§ Given task:
Turn every line of the data below into a numbered list, skipping any blank lines.

* Begin *

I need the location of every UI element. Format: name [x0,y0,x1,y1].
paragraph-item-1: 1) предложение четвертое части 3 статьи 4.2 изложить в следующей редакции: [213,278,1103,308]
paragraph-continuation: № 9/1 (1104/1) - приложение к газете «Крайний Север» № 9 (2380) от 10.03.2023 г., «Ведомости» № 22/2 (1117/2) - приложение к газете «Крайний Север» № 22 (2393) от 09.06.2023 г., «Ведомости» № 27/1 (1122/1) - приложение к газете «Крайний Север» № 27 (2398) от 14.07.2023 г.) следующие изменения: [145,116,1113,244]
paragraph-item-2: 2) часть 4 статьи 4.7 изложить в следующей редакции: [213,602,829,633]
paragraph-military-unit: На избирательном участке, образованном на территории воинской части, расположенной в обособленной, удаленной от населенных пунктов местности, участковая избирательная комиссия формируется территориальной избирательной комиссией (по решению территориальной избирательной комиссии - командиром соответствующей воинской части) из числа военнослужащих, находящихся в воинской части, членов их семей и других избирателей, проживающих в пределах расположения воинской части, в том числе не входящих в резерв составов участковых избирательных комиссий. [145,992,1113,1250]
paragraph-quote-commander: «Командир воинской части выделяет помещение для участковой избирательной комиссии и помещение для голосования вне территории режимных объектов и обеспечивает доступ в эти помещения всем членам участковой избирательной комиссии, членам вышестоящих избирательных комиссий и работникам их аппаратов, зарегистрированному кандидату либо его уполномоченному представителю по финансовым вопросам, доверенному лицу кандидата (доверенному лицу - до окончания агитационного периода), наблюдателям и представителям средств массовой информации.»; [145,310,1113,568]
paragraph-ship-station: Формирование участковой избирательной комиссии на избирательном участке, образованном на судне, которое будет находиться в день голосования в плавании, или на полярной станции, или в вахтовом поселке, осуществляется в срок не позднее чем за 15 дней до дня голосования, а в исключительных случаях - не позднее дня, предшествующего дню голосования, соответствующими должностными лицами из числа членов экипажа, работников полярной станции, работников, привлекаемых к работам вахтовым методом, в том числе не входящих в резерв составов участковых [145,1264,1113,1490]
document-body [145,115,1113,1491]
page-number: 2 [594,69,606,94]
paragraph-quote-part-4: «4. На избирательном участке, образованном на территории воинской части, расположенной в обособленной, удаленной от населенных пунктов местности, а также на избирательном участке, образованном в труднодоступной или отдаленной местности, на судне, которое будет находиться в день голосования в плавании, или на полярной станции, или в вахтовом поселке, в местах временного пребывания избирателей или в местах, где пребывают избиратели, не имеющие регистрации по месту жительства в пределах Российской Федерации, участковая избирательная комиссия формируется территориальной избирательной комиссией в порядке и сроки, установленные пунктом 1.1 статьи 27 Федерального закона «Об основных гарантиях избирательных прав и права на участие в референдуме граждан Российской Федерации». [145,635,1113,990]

* End *

§ Problem solution:
1. I need the location of every UI element. Format: name [x0,y0,x1,y1].
2. paragraph-item-1: 1) предложение четвертое части 3 статьи 4.2 изложить в следующей редакции: [213,278,1103,308]
3. paragraph-continuation: № 9/1 (1104/1) - приложение к газете «Крайний Север» № 9 (2380) от 10.03.2023 г., «Ведомости» № 22/2 (1117/2) - приложение к газете «Крайний Север» № 22 (2393) от 09.06.2023 г., «Ведомости» № 27/1 (1122/1) - приложение к газете «Крайний Север» № 27 (2398) от 14.07.2023 г.) следующие изменения: [145,116,1113,244]
4. paragraph-item-2: 2) часть 4 статьи 4.7 изложить в следующей редакции: [213,602,829,633]
5. paragraph-military-unit: На избирательном участке, образованном на территории воинской части, расположенной в обособленной, удаленной от населенных пунктов местности, участковая избирательная комиссия формируется территориальной избирательной комиссией (по решению территориальной избирательной комиссии - командиром соответствующей воинской части) из числа военнослужащих, находящихся в воинской части, членов их семей и других избирателей, проживающих в пределах расположения воинской части, в том числе не входящих в резерв составов участковых избирательных комиссий. [145,992,1113,1250]
6. paragraph-quote-commander: «Командир воинской части выделяет помещение для участковой избирательной комиссии и помещение для голосования вне территории режимных объектов и обеспечивает доступ в эти помещения всем членам участковой избирательной комиссии, членам вышестоящих избирательных комиссий и работникам их аппаратов, зарегистрированному кандидату либо его уполномоченному представителю по финансовым вопросам, доверенному лицу кандидата (доверенному лицу - до окончания агитационного периода), наблюдателям и представителям средств массовой информации.»; [145,310,1113,568]
7. paragraph-ship-station: Формирование участковой избирательной комиссии на избирательном участке, образованном на судне, которое будет находиться в день голосования в плавании, или на полярной станции, или в вахтовом поселке, осуществляется в срок не позднее чем за 15 дней до дня голосования, а в исключительных случаях - не позднее дня, предшествующего дню голосования, соответствующими должностными лицами из числа членов экипажа, работников полярной станции, работников, привлекаемых к работам вахтовым методом, в том числе не входящих в резерв составов участковых [145,1264,1113,1490]
8. document-body [145,115,1113,1491]
9. page-number: 2 [594,69,606,94]
10. paragraph-quote-part-4: «4. На избирательном участке, образованном на территории воинской части, расположенной в обособленной, удаленной от населенных пунктов местности, а также на избирательном участке, образованном в труднодоступной или отдаленной местности, на судне, которое будет находиться в день голосования в плавании, или на полярной станции, или в вахтовом поселке, в местах временного пребывания избирателей или в местах, где пребывают избиратели, не имеющие регистрации по месту жительства в пределах Российской Федерации, участковая избирательная комиссия формируется территориальной избирательной комиссией в порядке и сроки, установленные пунктом 1.1 статьи 27 Федерального закона «Об основных гарантиях избирательных прав и права на участие в референдуме граждан Российской Федерации». [145,635,1113,990]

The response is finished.